**DO THIS**
Locate the string "record" throughout the material and copy every line in which it occurs.

**Dataset items**
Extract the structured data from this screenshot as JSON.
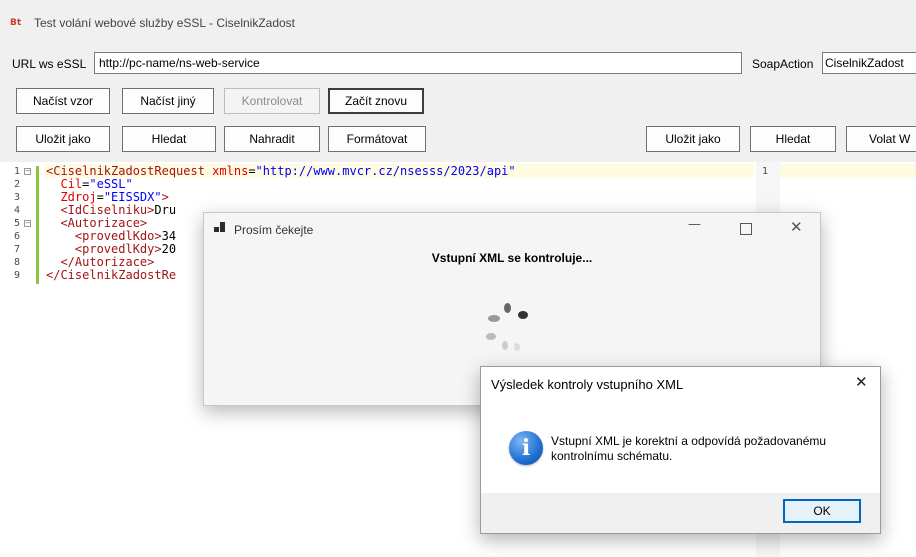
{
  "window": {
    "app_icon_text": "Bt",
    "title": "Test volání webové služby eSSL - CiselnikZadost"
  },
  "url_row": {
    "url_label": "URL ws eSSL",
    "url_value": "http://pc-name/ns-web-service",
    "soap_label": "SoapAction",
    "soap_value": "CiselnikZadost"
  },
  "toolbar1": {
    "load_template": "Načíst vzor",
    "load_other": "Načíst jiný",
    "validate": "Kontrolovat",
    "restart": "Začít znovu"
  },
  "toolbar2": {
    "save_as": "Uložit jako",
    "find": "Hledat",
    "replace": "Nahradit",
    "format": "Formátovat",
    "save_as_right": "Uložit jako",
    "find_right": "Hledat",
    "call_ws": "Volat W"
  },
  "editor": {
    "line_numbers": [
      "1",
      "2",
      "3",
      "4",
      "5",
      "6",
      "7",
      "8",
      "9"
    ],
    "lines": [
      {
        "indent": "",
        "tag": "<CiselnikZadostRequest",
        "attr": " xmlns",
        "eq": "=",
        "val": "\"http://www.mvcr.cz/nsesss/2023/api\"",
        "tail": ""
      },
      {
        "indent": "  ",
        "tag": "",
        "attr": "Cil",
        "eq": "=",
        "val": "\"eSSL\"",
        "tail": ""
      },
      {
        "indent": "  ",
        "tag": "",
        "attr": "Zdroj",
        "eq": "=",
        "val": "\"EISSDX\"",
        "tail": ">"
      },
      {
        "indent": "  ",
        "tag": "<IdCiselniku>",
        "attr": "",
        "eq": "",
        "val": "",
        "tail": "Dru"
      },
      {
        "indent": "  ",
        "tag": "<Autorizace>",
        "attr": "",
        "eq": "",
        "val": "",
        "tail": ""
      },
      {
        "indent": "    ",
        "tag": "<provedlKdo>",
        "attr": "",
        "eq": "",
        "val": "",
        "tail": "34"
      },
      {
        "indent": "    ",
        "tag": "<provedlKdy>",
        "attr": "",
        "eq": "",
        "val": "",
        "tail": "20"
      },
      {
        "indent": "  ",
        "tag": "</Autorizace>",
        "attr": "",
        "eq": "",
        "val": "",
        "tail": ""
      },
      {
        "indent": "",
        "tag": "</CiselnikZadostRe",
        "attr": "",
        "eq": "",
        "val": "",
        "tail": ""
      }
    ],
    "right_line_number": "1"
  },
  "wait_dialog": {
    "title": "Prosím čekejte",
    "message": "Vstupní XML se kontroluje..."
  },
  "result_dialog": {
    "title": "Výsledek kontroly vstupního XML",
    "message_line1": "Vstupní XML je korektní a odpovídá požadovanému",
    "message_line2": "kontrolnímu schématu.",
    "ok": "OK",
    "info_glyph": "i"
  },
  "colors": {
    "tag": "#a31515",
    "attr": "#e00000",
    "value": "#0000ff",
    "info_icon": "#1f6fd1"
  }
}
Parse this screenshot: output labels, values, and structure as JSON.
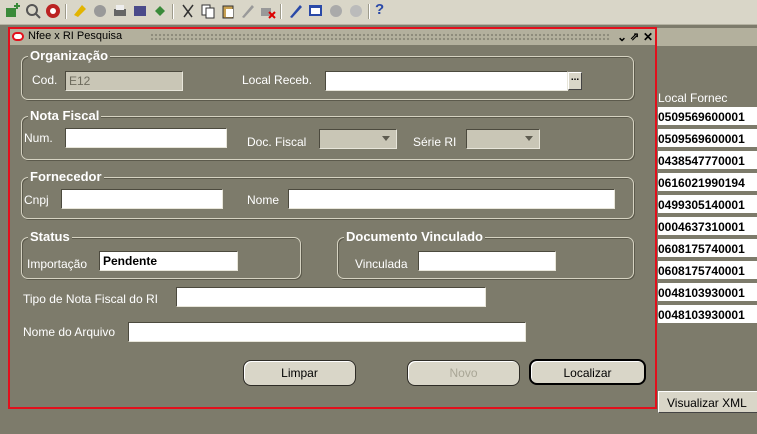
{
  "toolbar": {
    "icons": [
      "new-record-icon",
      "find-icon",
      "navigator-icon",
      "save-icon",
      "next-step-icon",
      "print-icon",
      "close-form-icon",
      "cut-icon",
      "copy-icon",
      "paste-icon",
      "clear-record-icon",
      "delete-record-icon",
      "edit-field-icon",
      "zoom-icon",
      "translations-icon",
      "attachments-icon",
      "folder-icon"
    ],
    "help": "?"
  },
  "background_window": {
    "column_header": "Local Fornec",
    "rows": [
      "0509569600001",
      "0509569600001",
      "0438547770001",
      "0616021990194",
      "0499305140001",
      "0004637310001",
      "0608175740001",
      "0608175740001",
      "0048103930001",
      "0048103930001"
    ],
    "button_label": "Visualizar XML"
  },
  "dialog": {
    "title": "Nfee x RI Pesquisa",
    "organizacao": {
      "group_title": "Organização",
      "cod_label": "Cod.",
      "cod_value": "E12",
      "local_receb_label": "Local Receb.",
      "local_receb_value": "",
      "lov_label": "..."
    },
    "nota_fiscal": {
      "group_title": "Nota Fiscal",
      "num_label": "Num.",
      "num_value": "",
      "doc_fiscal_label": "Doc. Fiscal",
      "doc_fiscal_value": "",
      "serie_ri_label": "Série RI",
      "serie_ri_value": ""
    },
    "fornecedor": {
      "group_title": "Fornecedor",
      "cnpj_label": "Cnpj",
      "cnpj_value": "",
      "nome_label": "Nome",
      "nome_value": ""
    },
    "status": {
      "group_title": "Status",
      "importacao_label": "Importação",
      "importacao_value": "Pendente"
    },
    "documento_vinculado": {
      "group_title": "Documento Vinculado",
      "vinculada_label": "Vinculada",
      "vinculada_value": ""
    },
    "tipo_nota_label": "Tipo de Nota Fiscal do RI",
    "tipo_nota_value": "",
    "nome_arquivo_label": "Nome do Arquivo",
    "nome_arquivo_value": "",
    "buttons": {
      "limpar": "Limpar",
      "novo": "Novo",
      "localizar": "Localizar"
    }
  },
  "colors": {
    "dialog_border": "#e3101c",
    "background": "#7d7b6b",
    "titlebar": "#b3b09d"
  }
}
...
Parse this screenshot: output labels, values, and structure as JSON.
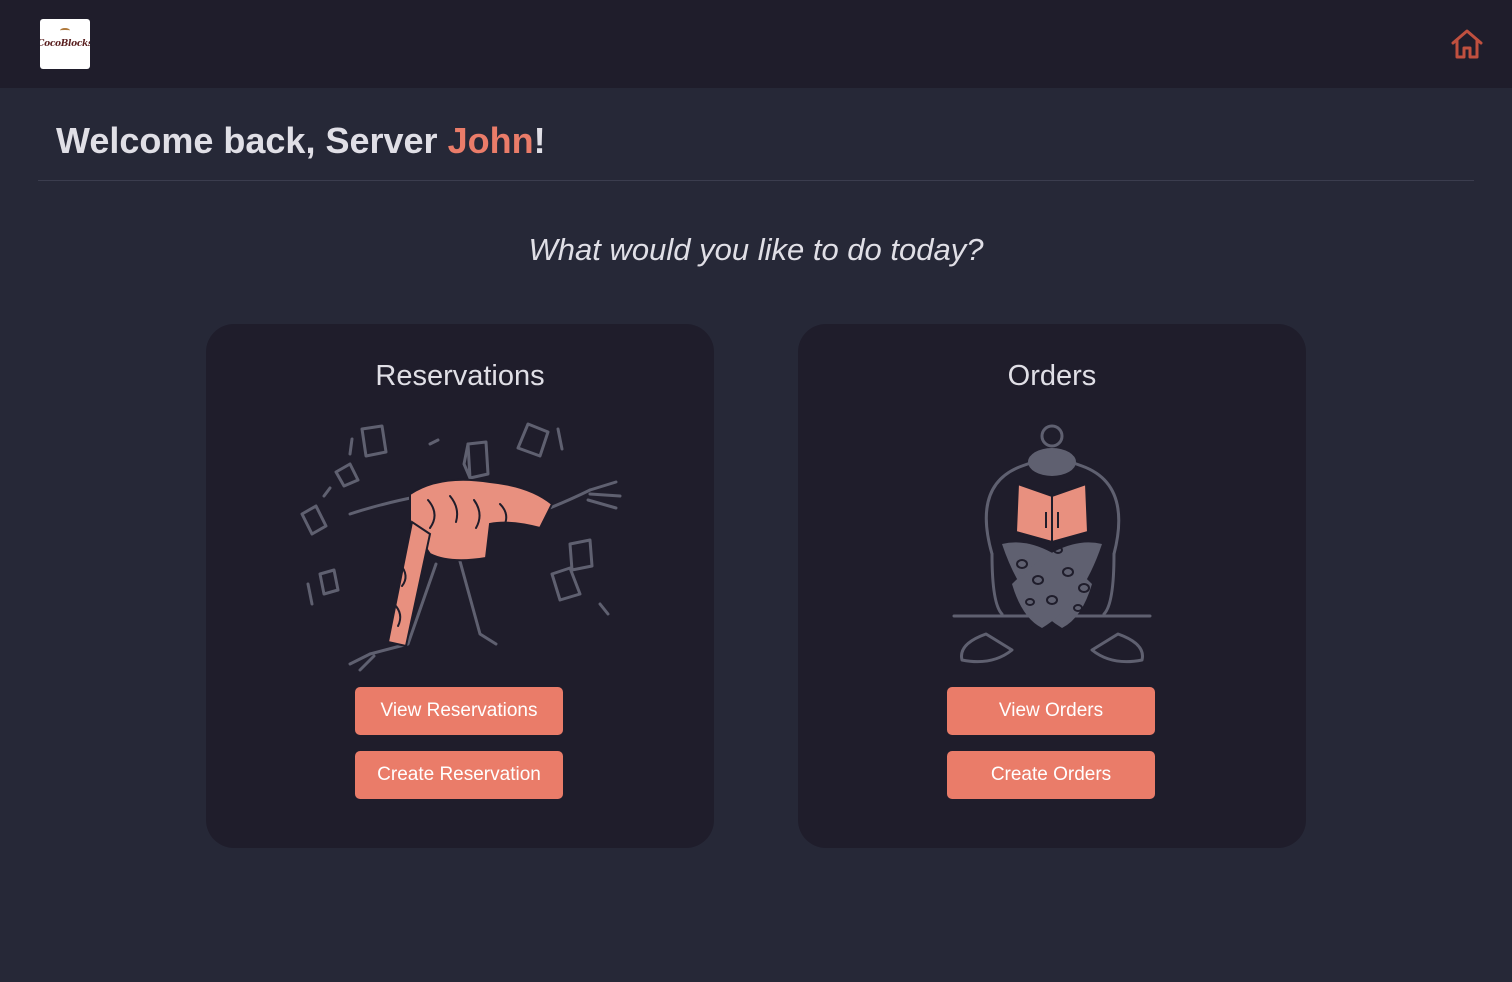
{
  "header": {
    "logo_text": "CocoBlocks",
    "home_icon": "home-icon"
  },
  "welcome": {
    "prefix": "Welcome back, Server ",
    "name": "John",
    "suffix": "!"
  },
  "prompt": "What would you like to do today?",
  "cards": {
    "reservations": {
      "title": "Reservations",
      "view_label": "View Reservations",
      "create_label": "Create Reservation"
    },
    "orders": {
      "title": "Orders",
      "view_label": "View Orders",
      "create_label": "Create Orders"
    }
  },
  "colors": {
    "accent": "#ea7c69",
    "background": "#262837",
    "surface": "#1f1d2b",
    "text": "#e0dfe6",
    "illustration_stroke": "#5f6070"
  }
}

**SOLUTION**
      "new-record-icon",
      "clear-record-icon",
      "delete-record-icon",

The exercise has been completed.